Exercise details
Find each line with "block" and copy it.

Provided information

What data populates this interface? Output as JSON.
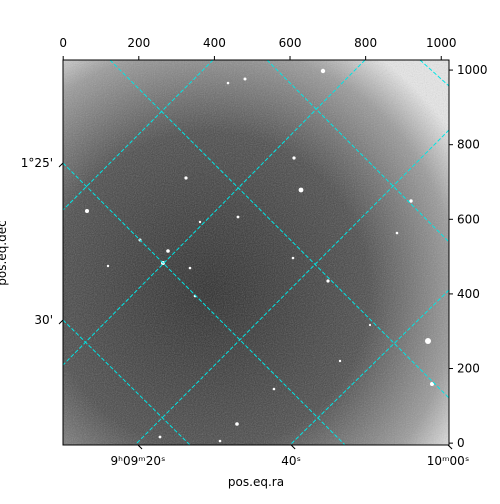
{
  "chart_data": {
    "type": "image",
    "xlabel": "pos.eq.ra",
    "ylabel": "pos.eq.dec",
    "xlim": [
      -0.5,
      1020.5
    ],
    "ylim": [
      -5,
      1027
    ],
    "xticks": [
      0,
      200,
      400,
      600,
      800,
      1000
    ],
    "yticks": [
      0,
      200,
      400,
      600,
      800,
      1000
    ],
    "wcs_xticks": [
      {
        "value": 198,
        "label": "9ʰ09ᵐ20ˢ"
      },
      {
        "value": 603,
        "label": "40ˢ"
      },
      {
        "value": 1018,
        "label": "10ᵐ00ˢ"
      }
    ],
    "wcs_yticks": [
      {
        "value": 751,
        "label": "1°25'"
      },
      {
        "value": 330,
        "label": "30'"
      }
    ]
  }
}
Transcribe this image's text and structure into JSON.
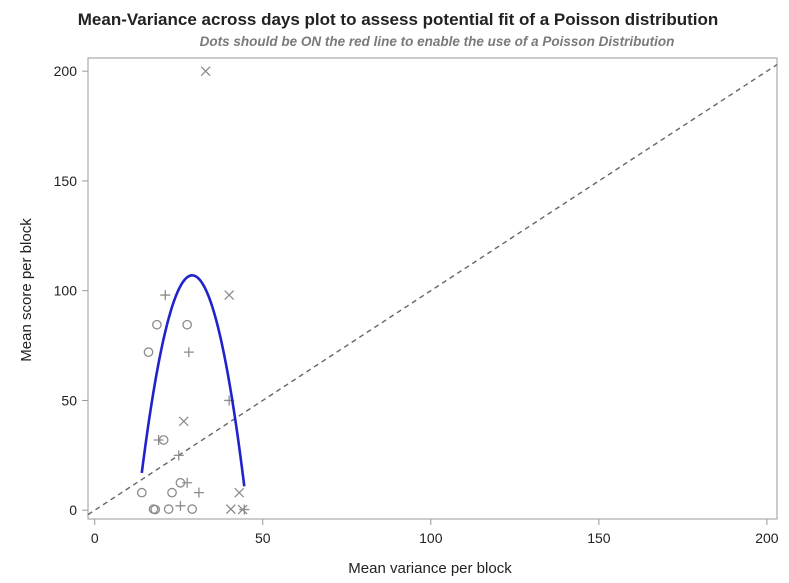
{
  "chart_data": {
    "type": "scatter",
    "title": "Mean-Variance across days plot to assess potential fit of a Poisson distribution",
    "subtitle": "Dots should be ON the red line to enable the use of a Poisson Distribution",
    "xlabel": "Mean variance per block",
    "ylabel": "Mean score per block",
    "xlim": [
      -2,
      203
    ],
    "ylim": [
      -4,
      206
    ],
    "xticks": [
      0,
      50,
      100,
      150,
      200
    ],
    "yticks": [
      0,
      50,
      100,
      150,
      200
    ],
    "grid": false,
    "legend": "none",
    "colors": {
      "marker": "#8c8c8c",
      "curve": "#2222cc",
      "reference": "#666666"
    },
    "series": [
      {
        "marker": "circle",
        "points": [
          [
            14,
            8
          ],
          [
            17.5,
            0.5
          ],
          [
            18,
            0.3
          ],
          [
            16,
            72
          ],
          [
            18.5,
            84.5
          ],
          [
            20.5,
            32
          ],
          [
            22,
            0.5
          ],
          [
            23,
            8
          ],
          [
            25.5,
            12.5
          ],
          [
            27.5,
            84.5
          ],
          [
            29,
            0.5
          ]
        ]
      },
      {
        "marker": "plus",
        "points": [
          [
            19,
            32
          ],
          [
            21,
            98
          ],
          [
            25,
            25
          ],
          [
            25.5,
            2
          ],
          [
            27.5,
            12.5
          ],
          [
            28,
            72
          ],
          [
            31,
            8
          ],
          [
            40,
            50
          ],
          [
            44.5,
            0.3
          ]
        ]
      },
      {
        "marker": "x",
        "points": [
          [
            26.5,
            40.5
          ],
          [
            33,
            200
          ],
          [
            40,
            98
          ],
          [
            40.5,
            0.5
          ],
          [
            43,
            8
          ],
          [
            44,
            0.3
          ]
        ]
      }
    ],
    "reference_line": {
      "style": "dashed",
      "from": [
        -2,
        -2
      ],
      "to": [
        203,
        203
      ]
    },
    "fit_curve": {
      "shape": "parabola",
      "vertex": [
        29,
        107
      ],
      "x_range": [
        14,
        44.5
      ],
      "a": -0.4
    }
  }
}
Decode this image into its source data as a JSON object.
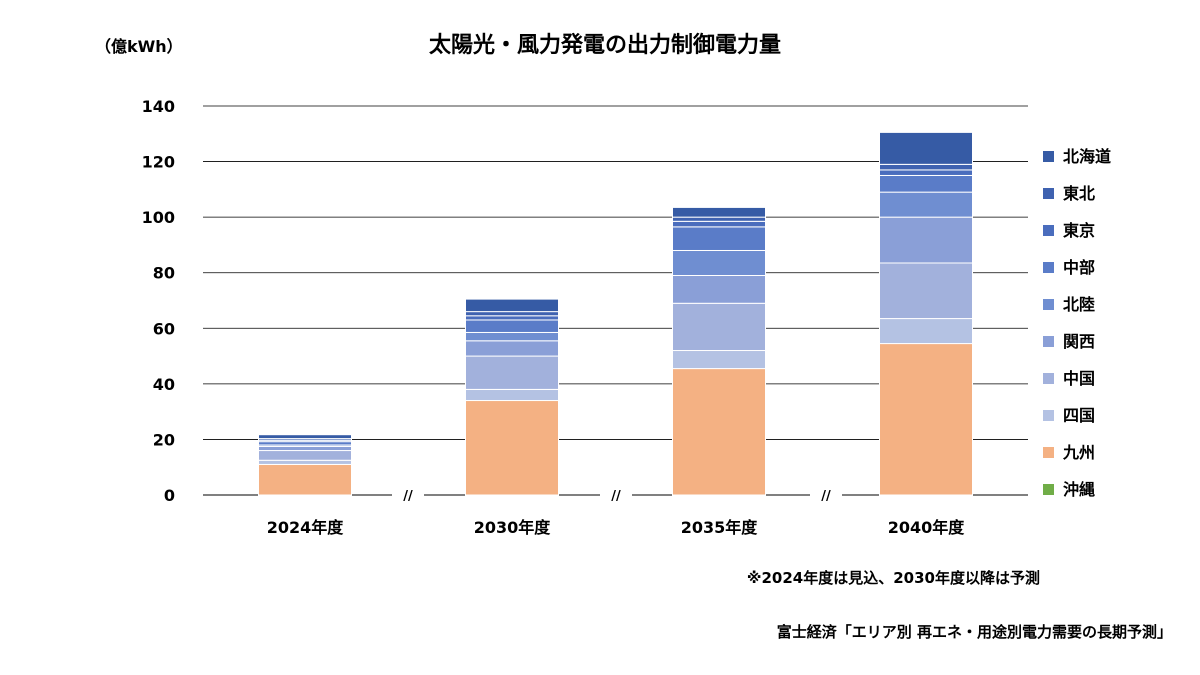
{
  "chart_data": {
    "type": "bar",
    "stacked": true,
    "title": "太陽光・風力発電の出力制御電力量",
    "unit_label": "（億kWh）",
    "categories": [
      "2024年度",
      "2030年度",
      "2035年度",
      "2040年度"
    ],
    "ylim": [
      0,
      140
    ],
    "yticks": [
      "0",
      "20",
      "40",
      "60",
      "80",
      "100",
      "120",
      "140"
    ],
    "ytick_values": [
      0,
      20,
      40,
      60,
      80,
      100,
      120,
      140
    ],
    "grid": true,
    "legend_position": "right",
    "axis_break_mark": "//",
    "series": [
      {
        "name": "沖縄",
        "color": "#70AD47",
        "values": [
          0,
          0,
          0,
          0
        ]
      },
      {
        "name": "九州",
        "color": "#F4B183",
        "values": [
          11,
          34,
          45.5,
          54.5
        ]
      },
      {
        "name": "四国",
        "color": "#B4C2E3",
        "values": [
          1.5,
          4,
          6.5,
          9
        ]
      },
      {
        "name": "中国",
        "color": "#A2B1DC",
        "values": [
          3.5,
          12,
          17,
          20
        ]
      },
      {
        "name": "関西",
        "color": "#8A9FD7",
        "values": [
          1.5,
          5.5,
          10,
          16.5
        ]
      },
      {
        "name": "北陸",
        "color": "#6F8ED1",
        "values": [
          0.5,
          3,
          9,
          9
        ]
      },
      {
        "name": "中部",
        "color": "#5A7CC8",
        "values": [
          1.2,
          4.5,
          8.5,
          6
        ]
      },
      {
        "name": "東京",
        "color": "#4A6DBD",
        "values": [
          0.5,
          1.5,
          2,
          2
        ]
      },
      {
        "name": "東北",
        "color": "#3F62B0",
        "values": [
          0.6,
          1.5,
          1.5,
          2
        ]
      },
      {
        "name": "北海道",
        "color": "#365BA5",
        "values": [
          1.4,
          4.5,
          3.5,
          11.5
        ]
      }
    ],
    "annotations": [
      "※2024年度は見込、2030年度以降は予測",
      "富士経済「エリア別 再エネ・用途別電力需要の長期予測」"
    ]
  }
}
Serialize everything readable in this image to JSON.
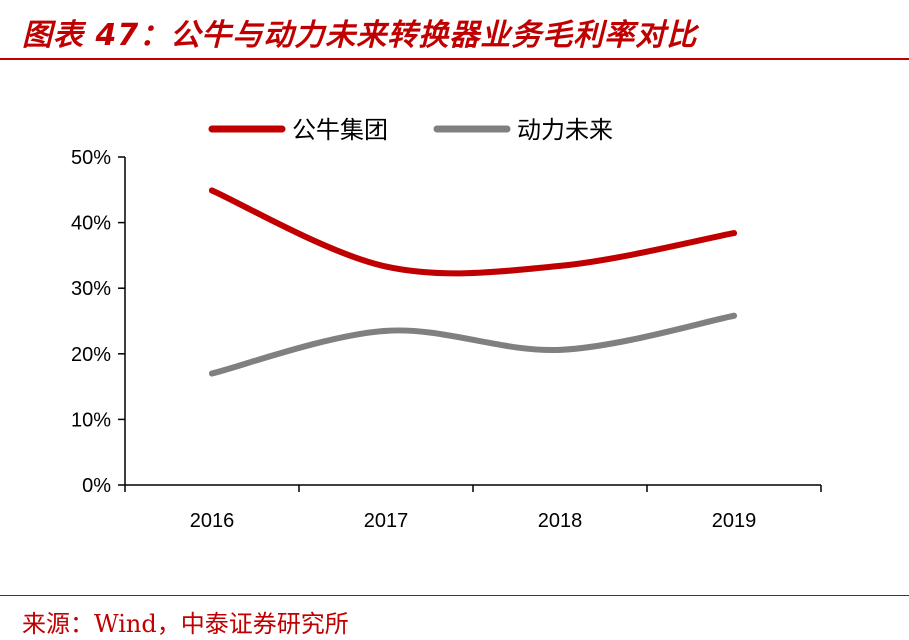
{
  "header": {
    "title": "图表 47：公牛与动力未来转换器业务毛利率对比"
  },
  "footer": {
    "source": "来源：Wind，中泰证券研究所"
  },
  "chart_data": {
    "type": "line",
    "title": "",
    "xlabel": "",
    "ylabel": "",
    "categories": [
      "2016",
      "2017",
      "2018",
      "2019"
    ],
    "ylim": [
      0,
      50
    ],
    "yticks": [
      "0%",
      "10%",
      "20%",
      "30%",
      "40%",
      "50%"
    ],
    "legend_position": "top",
    "grid": false,
    "series": [
      {
        "name": "公牛集团",
        "values": [
          44.9,
          33.3,
          33.4,
          38.4
        ],
        "color": "#c00000"
      },
      {
        "name": "动力未来",
        "values": [
          17.0,
          23.5,
          20.6,
          25.8
        ],
        "color": "#808080"
      }
    ]
  }
}
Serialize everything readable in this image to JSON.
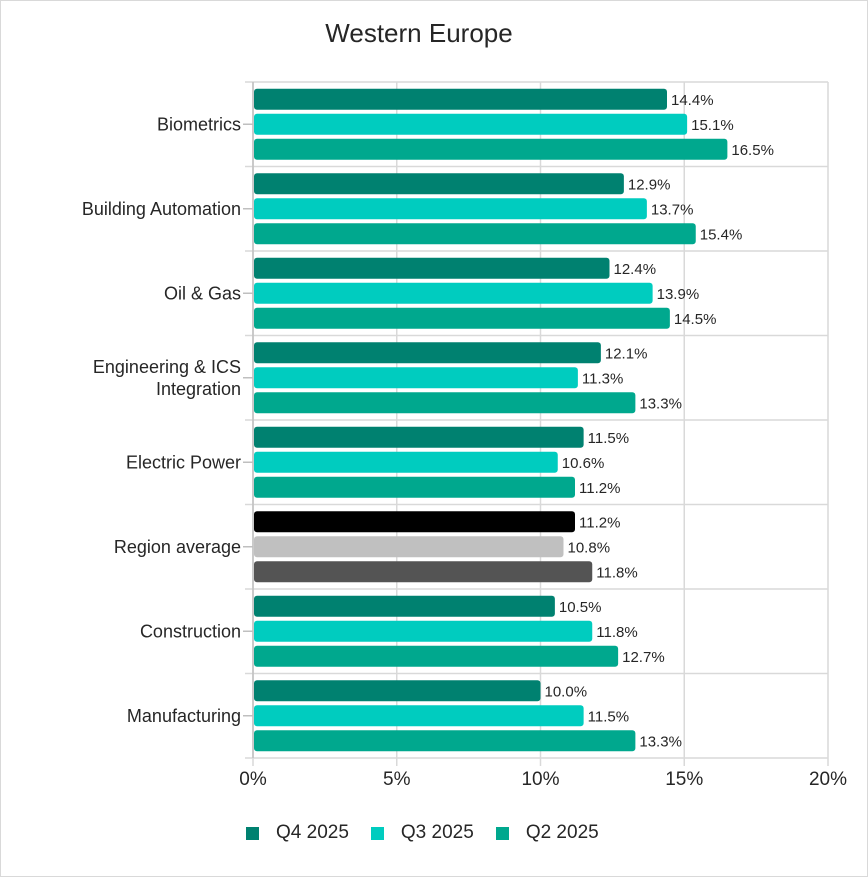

Answer in full
    "xlabel": "Mean variance per block",
    "ylabel": "Mean score per block",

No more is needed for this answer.